What is expected
Collect all lines containing the word "LOURDES" from the data.

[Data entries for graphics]
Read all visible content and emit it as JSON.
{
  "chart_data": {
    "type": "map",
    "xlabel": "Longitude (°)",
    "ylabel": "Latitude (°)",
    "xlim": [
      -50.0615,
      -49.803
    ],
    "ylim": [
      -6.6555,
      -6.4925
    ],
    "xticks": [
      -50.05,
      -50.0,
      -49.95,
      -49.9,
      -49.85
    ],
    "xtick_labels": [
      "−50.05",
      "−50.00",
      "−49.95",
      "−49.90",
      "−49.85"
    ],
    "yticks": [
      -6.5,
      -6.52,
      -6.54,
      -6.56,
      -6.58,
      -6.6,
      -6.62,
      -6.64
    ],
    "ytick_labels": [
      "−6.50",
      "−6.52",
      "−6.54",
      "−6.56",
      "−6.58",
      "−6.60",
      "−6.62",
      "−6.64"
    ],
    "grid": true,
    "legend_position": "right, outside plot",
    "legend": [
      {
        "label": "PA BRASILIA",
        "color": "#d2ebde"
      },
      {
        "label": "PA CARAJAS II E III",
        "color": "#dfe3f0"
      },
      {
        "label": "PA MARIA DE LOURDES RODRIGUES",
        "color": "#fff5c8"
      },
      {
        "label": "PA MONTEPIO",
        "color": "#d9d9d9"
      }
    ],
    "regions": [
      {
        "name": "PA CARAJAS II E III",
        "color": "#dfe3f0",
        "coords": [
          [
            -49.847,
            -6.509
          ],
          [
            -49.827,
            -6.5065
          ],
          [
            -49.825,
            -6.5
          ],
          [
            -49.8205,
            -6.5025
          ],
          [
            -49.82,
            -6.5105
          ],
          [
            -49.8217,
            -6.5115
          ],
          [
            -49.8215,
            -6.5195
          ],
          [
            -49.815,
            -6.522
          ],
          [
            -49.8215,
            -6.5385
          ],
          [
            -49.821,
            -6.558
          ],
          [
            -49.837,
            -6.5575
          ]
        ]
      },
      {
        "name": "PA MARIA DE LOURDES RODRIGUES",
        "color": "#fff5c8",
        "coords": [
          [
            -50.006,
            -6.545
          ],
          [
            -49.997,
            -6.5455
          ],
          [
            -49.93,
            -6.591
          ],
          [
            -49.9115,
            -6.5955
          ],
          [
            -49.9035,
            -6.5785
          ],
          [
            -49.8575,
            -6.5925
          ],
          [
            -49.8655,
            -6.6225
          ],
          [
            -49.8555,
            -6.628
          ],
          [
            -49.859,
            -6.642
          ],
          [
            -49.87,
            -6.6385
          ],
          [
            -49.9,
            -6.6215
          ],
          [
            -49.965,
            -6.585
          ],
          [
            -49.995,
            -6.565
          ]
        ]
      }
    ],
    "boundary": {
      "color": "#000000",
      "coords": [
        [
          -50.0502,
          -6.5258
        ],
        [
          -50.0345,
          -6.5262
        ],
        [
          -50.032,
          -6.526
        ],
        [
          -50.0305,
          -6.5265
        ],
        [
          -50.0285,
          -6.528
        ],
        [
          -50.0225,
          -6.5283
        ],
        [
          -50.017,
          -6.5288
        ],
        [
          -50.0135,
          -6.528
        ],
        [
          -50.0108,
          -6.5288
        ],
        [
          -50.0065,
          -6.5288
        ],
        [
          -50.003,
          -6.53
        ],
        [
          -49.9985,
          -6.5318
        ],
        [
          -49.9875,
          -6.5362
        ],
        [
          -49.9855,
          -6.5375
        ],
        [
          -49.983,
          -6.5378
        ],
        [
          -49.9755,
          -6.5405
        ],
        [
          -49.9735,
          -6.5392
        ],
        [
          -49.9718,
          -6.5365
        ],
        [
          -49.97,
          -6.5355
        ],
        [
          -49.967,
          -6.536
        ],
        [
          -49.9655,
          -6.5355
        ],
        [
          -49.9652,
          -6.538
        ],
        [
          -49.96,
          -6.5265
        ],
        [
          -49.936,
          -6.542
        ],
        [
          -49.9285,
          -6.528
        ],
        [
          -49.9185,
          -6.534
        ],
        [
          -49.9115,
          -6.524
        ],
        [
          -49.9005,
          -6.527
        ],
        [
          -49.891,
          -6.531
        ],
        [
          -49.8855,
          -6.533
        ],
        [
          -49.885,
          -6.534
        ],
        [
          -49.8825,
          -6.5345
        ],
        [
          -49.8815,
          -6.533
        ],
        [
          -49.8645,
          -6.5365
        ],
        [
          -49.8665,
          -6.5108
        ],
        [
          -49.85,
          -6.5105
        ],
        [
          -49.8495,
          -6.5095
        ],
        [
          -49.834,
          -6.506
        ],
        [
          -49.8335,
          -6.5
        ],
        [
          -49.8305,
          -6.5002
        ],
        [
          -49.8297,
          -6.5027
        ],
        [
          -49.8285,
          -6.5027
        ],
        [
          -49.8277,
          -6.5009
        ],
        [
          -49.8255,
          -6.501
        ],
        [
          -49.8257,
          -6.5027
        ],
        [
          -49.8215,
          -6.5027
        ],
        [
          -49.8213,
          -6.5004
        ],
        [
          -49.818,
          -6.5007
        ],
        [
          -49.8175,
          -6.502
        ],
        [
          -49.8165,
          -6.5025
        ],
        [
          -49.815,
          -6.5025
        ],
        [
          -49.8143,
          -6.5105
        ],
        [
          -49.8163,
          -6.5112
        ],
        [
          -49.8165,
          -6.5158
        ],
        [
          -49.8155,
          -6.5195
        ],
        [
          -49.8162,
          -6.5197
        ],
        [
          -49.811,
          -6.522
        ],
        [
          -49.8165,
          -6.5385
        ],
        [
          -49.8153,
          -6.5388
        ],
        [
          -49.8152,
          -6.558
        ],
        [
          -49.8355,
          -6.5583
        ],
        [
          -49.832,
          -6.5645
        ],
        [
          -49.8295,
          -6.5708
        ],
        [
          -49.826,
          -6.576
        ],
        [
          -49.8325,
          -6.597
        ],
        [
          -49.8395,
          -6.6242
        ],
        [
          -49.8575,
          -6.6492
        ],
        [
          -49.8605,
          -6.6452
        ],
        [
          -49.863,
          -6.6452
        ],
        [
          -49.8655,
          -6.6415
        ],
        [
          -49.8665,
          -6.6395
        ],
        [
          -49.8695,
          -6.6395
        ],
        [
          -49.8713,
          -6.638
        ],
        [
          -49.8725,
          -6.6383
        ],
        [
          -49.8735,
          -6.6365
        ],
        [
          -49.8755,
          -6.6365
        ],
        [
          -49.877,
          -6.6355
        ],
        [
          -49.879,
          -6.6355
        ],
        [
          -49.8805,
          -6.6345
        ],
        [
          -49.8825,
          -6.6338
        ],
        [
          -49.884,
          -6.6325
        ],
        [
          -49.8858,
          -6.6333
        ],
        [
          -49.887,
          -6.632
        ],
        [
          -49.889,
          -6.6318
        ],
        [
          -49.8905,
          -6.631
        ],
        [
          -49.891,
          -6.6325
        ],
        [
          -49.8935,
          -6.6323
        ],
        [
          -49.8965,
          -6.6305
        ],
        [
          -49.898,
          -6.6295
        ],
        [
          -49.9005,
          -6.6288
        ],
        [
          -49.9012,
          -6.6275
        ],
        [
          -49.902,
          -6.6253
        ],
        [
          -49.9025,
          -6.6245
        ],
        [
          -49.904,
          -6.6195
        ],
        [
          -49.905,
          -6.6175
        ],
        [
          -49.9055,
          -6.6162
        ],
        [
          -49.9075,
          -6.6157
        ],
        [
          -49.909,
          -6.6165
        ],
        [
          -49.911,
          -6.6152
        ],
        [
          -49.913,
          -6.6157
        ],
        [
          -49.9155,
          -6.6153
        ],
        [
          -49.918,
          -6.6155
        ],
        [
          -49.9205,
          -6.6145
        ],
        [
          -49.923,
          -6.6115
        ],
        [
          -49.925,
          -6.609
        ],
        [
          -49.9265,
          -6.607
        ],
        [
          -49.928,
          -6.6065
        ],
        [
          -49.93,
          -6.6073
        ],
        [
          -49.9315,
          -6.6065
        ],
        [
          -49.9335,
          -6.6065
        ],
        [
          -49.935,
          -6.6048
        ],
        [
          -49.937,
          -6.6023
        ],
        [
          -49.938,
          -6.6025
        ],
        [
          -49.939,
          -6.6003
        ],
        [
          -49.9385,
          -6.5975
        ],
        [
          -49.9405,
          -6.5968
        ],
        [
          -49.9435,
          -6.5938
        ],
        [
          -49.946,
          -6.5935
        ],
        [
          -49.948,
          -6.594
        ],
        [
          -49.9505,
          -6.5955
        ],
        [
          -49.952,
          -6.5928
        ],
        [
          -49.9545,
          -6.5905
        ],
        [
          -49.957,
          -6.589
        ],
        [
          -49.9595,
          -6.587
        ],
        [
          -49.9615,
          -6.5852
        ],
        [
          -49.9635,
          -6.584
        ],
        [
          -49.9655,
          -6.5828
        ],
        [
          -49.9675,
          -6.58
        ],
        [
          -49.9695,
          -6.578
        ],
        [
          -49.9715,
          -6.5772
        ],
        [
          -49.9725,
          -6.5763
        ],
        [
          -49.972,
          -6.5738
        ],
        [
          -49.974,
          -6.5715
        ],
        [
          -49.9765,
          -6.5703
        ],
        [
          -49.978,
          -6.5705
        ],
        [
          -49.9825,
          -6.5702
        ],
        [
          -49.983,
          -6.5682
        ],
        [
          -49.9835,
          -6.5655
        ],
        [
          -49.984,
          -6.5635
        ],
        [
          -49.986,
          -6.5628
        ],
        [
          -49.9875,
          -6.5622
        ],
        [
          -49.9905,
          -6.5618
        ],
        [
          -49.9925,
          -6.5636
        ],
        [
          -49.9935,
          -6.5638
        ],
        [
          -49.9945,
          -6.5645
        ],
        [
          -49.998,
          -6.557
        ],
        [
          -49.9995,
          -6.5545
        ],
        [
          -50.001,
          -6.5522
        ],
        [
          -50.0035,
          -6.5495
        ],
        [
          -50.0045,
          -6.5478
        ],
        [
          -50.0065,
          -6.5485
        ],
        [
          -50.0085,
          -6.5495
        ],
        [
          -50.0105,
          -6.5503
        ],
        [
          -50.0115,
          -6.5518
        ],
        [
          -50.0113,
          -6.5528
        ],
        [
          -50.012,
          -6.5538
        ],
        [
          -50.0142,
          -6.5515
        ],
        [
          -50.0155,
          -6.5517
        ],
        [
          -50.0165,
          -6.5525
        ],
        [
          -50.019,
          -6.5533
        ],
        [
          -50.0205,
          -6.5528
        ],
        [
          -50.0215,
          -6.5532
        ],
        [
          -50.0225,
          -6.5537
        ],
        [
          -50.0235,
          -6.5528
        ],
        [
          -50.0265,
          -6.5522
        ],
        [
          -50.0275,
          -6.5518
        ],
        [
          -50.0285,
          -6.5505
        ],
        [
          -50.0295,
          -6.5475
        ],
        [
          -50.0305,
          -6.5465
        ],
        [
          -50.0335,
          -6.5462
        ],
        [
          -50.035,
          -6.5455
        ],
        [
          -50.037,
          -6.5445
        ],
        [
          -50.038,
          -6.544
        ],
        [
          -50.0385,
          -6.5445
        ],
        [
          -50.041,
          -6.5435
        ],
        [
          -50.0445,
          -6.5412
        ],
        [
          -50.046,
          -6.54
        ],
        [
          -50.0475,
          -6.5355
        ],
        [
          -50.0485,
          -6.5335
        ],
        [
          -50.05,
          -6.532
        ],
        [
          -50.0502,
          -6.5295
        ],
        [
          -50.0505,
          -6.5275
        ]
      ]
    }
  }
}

Final answer
        "label": "PA MARIA DE LOURDES RODRIGUES",
        "name": "PA MARIA DE LOURDES RODRIGUES",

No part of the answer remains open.